*Text under study:*
BEGIN

Author-led webinars as an education strategy for communicating systematic review evidence to a public-health audience

Tags: Oral
Dobbins M1, Read K2, Thomas G1, Farran R1
1The National Collaborating Centre for Methods and Tools, 2The National Collaborating Centre for Methods and Tools

Background: Health Evidenceā„¢ aims to help the public health workforce search for, interpret, and apply research evidence to practice via a free, searchable repository, www.healthevidence.org. This offers 4900+ quality-appraised systematic reviews evaluating the effectiveness of public health and health promotion interventions. One strategy to communicate and share the findings from these systematic reviews is through author-led interactive webinars.

Objectives:

1) To disseminate high quality evidence to the public health workforce.

2) To provide a forum for public health professionals to improve individual and organizational capacity for evidence-informed public health.

Methods: Eight 60- to 90-minute author-led webinar sessions were conducted between January and December 2017. Each session included a brief overview of evidence-informed decision making, followed by a presentation of the review findings by one of the authors, and concluded with a facilitated discussion period. Web conferencing software was used to monitor registration, attendance, audience engagement and satisfaction. Webinars were open to the public and widely promoted via newsletters and social media, as well as on the Health Evidence website.

Results: Health Evidence hosted eight webinars in 2017 on a variety of public health topic areas. The average webinar attendance across the series was 120 participants per webinar. Webinar recordings were posted to YouTube approximately one week post-webinar and received an average of 49 views in the month following the posted date. Access to the Health Evidence review pages for the systematic reviews highlighted in the webinar increased by 890% on the day of the webinar compared to a one-month period before the webinar was promoted. Overall, 83% of respondents agreed, or strongly agreed, that the information in the webinar was helpful in their work, and almost half of polling question respondents indicated they would consider using the evidence in their program/policy/practice.

Conclusions: Webinars are an innovative and effective mechanism for promoting research evidence in public-health decision making to wide audiences.

Patient or healthcare consumer involvement: Webinar participants can engage with the author-presenter during the webinar in the chat box as well as through a chat-based facilitated question and answer period.

END

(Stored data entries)
BEGIN

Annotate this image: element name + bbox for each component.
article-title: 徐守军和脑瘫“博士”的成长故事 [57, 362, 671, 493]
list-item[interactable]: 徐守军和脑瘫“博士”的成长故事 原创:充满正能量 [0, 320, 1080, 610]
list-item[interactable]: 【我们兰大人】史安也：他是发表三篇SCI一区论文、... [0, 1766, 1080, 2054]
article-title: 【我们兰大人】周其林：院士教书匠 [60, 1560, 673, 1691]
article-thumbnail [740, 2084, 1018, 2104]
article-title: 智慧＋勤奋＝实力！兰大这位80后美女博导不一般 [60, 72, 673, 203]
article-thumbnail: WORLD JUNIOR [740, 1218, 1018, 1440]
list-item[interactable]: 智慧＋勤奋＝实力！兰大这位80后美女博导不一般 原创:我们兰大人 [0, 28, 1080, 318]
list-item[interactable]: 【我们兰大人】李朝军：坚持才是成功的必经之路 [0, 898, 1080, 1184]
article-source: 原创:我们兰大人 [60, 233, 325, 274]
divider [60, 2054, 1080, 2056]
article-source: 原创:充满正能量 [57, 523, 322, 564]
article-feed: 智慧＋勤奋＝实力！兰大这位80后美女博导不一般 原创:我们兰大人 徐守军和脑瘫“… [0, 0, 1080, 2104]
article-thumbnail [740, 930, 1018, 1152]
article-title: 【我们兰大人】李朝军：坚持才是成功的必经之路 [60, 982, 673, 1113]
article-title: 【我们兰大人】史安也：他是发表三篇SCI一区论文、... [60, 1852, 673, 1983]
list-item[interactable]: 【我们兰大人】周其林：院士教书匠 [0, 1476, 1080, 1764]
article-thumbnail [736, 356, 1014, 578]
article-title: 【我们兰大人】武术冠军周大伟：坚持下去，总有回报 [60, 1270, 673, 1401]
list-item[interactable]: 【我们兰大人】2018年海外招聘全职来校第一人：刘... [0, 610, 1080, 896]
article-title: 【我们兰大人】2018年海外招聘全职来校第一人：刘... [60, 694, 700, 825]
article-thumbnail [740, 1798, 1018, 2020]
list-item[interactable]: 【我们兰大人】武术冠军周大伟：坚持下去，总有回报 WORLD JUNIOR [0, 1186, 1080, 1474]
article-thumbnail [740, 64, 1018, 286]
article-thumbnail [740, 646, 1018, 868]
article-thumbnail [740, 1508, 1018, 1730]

END

*What this exercise asks:*
- a) Answer these questions about the webinar abstract:
(i) How many quality-appraised systematic reviews does the repository offer?
(ii) Between which months, and in what year, were the webinar sessions conducted?
(iii) What was the average attendance per webinar across the series?
- b) Reproduce verbatim the passage of the webinar abstract that opens with the words containing "Results: Health Evidence" and closes with "in their program/policy/practice.".
Draw solely on the webinar abstract, not on the material.

*Answers by task:*
- a)
(i) More than 4,900.
(ii) Between January and December 2017.
(iii) 120 participants.

- b)
Results: Health Evidence hosted eight webinars in 2017 on a variety of public health topic areas. The average webinar attendance across the series was 120 participants per webinar. Webinar recordings were posted to YouTube approximately one week post-webinar and received an average of 49 views in the month following the posted date. Access to the Health Evidence review pages for the systematic reviews highlighted in the webinar increased by 890% on the day of the webinar compared to a one-month period before the webinar was promoted. Overall, 83% of respondents agreed, or strongly agreed, that the information in the webinar was helpful in their work, and almost half of polling question respondents indicated they would consider using the evidence in their program/policy/practice.